Directions:
Your task is to copy each line that has the word "SECRETARÍA".

Record list:
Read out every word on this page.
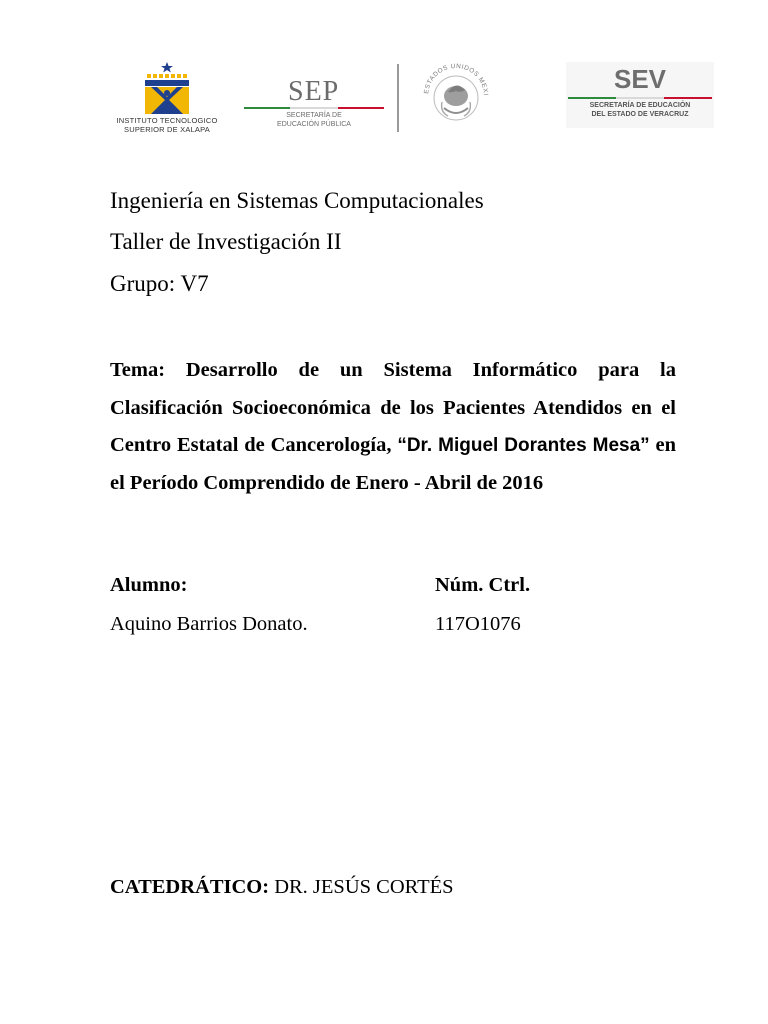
INSTITUTO TECNOLOGICO
SUPERIOR DE XALAPA
SEP
SECRETARÍA DE
EDUCACIÓN PÚBLICA
ESTADOS UNIDOS MEXI
SEV
SECRETARÍA DE EDUCACIÓN
DEL ESTADO DE VERACRUZ
Ingeniería en Sistemas Computacionales
Taller de Investigación II
Grupo: V7
Tema: Desarrollo de un Sistema Informático para la Clasificación Socioeconómica de los Pacientes Atendidos en el Centro Estatal de Cancerología, “Dr. Miguel Dorantes Mesa” en el Período Comprendido de Enero - Abril de 2016
Alumno:	Núm. Ctrl.
Aquino Barrios Donato.	117O1076
CATEDRÁTICO: DR. JESÚS CORTÉS
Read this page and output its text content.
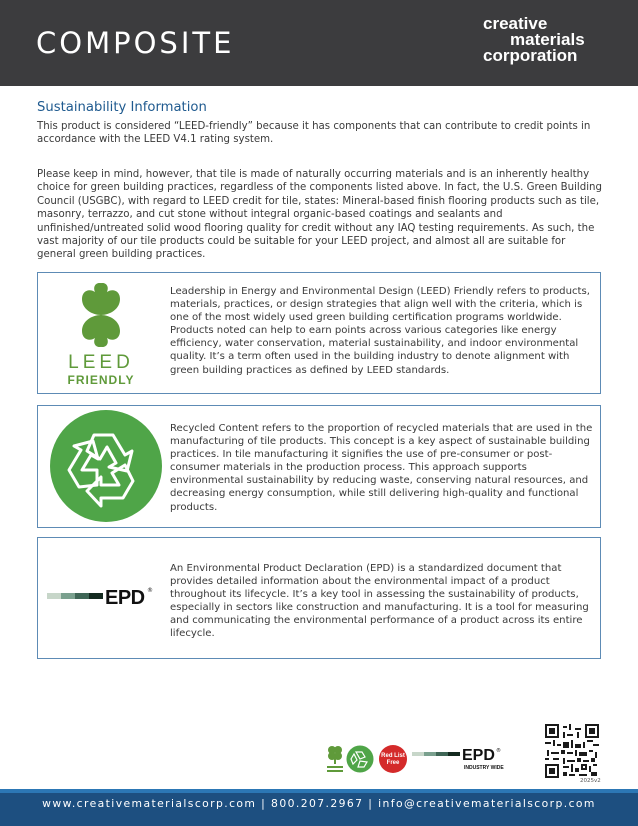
COMPOSITE
creative
materials
corporation
Sustainability Information
This product is considered “LEED-friendly” because it has components that can contribute to credit points in accordance with the LEED V4.1 rating system.
Please keep in mind, however, that tile is made of naturally occurring materials and is an inherently healthy choice for green building practices, regardless of the components listed above. In fact, the U.S. Green Building Council (USGBC), with regard to LEED credit for tile, states: Mineral-based finish flooring products such as tile, masonry, terrazzo, and cut stone without integral organic-based coatings and sealants and unfinished/untreated solid wood flooring quality for credit without any IAQ testing requirements. As such, the vast majority of our tile products could be suitable for your LEED project, and almost all are suitable for general green building practices.
LEED
FRIENDLY
Leadership in Energy and Environmental Design (LEED) Friendly refers to products, materials, practices, or design strategies that align well with the criteria, which is one of the most widely used green building certification programs worldwide. Products noted can help to earn points across various categories like energy efficiency, water conservation, material sustainability, and indoor environmental quality. It’s a term often used in the building industry to denote alignment with green building practices as defined by LEED standards.
Recycled Content refers to the proportion of recycled materials that are used in the manufacturing of tile products. This concept is a key aspect of sustainable building practices. In tile manufacturing it signifies the use of pre-consumer or post-consumer materials in the production process. This approach supports environmental sustainability by reducing waste, conserving natural resources, and decreasing energy consumption, while still delivering high-quality and functional products.
EPD ®
An Environmental Product Declaration (EPD) is a standardized document that provides detailed information about the environmental impact of a product throughout its lifecycle. It’s a key tool in assessing the sustainability of products, especially in sectors like construction and manufacturing. It is a tool for measuring and communicating the environmental performance of a product across its entire lifecycle.
Red List
Free	EPD ®
INDUSTRY WIDE
2025v2
www.creativematerialscorp.com | 800.207.2967 | info@creativematerialscorp.com
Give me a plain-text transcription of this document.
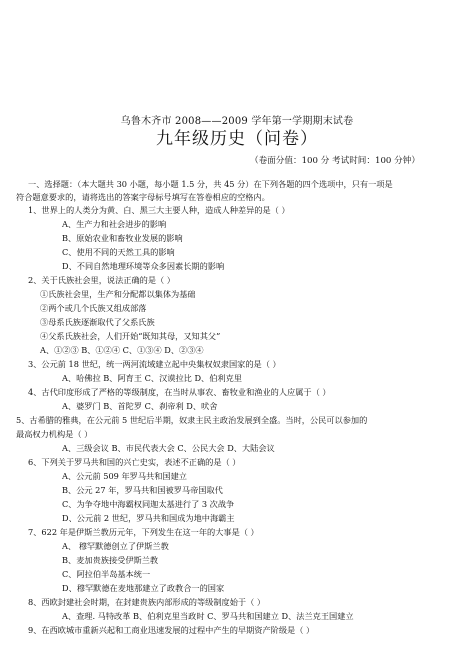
乌鲁木齐市 2008——2009 学年第一学期期末试卷
九年级历史（问卷）
（卷面分值：100 分 考试时间：100 分钟）
一、选择题：（本大题共 30 小题，每小题 1.5 分，共 45 分）在下列各题的四个选项中，只有一项是
符合题意要求的，请将选出的答案字母标号填写在答卷相应的空格内。
1、世界上的人类分为黄、白、黑三大主要人种，造成人种差异的是（ ）
A、生产力和社会进步的影响
B、原始农业和畜牧业发展的影响
C、使用不同的天然工具的影响
D、不同自然地理环境等众多因素长期的影响
2、关于氏族社会里，说法正确的是（ ）
①氏族社会里，生产和分配都以集体为基础
②两个或几个氏族又组成部落
③母系氏族逐渐取代了父系氏族
④父系氏族社会，人们开始“既知其母，又知其父”
A、①②③ B、①②④ C、①③④ D、②③④
3、公元前 18 世纪，统一两河流域建立起中央集权奴隶国家的是（ ）
A、哈佛拉 B、阿育王 C、汉谟拉比 D、伯利克里
4、古代印度形成了严格的等级制度，在当时从事农、畜牧业和渔业的人应属于（ ）
A、婆罗门 B、首陀罗 C、刹帝利 D、吠舍
5、古希腊的雅典，在公元前 5 世纪后半期，奴隶主民主政治发展到全盛。当时，公民可以参加的
最高权力机构是（ ）
A、三级会议 B、市民代表大会 C、公民大会 D、大陆会议
6、下列关于罗马共和国的兴亡史实，表述不正确的是（ ）
A、公元前 509 年罗马共和国建立
B、公元 27 年，罗马共和国被罗马帝国取代
C、为争夺地中海霸权同迦太基进行了 3 次战争
D、公元前 2 世纪，罗马共和国成为地中海霸主
7、622 年是伊斯兰教历元年，下列发生在这一年的大事是（ ）
A、 穆罕默德创立了伊斯兰教
B、麦加贵族接受伊斯兰教
C、阿拉伯半岛基本统一
D、穆罕默德在麦地那建立了政教合一的国家
8、西欧封建社会时期，在封建贵族内部形成的等级制度始于（ ）
A、查理. 马特改革 B、伯利克里当政时 C、罗马共和国建立 D、法兰克王国建立
9、在西欧城市重新兴起和工商业迅速发展的过程中产生的早期资产阶级是（ ）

Result below:
SECRETARÍA DE
SECRETARÍA DE EDUCACIÓN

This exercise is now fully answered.